-- START --
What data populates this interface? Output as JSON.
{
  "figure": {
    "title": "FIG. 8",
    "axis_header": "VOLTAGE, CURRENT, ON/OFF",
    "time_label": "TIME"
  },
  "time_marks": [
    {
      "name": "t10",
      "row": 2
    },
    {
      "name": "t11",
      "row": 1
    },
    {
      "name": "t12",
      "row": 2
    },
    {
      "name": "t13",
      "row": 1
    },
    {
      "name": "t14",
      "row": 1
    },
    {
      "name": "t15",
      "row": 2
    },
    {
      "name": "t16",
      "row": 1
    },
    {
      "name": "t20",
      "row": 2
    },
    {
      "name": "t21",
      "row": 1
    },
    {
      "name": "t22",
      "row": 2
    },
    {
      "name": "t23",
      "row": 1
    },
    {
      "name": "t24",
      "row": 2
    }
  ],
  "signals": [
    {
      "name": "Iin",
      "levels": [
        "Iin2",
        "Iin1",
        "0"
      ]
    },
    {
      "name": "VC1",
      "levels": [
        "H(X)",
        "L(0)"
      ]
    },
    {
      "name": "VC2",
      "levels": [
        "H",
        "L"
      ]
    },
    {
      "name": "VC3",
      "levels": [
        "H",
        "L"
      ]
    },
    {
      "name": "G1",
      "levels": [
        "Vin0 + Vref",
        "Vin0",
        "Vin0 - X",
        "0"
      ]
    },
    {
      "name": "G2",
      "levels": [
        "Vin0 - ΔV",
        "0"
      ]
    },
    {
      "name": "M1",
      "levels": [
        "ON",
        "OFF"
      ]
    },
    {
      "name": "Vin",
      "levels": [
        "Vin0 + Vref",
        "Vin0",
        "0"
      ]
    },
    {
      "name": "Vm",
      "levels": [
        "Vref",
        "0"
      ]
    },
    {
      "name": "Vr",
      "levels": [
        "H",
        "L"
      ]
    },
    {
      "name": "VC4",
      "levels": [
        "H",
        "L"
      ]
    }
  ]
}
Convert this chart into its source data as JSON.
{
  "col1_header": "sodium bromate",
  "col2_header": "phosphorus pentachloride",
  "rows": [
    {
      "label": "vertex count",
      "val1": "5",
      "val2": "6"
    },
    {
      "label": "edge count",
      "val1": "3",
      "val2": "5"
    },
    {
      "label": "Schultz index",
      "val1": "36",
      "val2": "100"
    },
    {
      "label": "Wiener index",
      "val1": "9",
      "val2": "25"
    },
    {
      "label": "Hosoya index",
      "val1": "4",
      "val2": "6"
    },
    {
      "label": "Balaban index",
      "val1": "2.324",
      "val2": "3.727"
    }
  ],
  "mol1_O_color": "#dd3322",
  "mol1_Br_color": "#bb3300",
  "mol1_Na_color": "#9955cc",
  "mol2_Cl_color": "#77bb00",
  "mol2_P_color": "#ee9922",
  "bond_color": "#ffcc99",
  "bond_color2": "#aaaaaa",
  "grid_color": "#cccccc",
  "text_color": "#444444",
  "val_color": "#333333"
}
-- END --
• EXERCISE DETAILS
From the records above, pull out every line containing the word "index".

• SOLUTION TO THE EXERCISE
      "label": "Schultz index",
      "label": "Wiener index",
      "label": "Hosoya index",
      "label": "Balaban index",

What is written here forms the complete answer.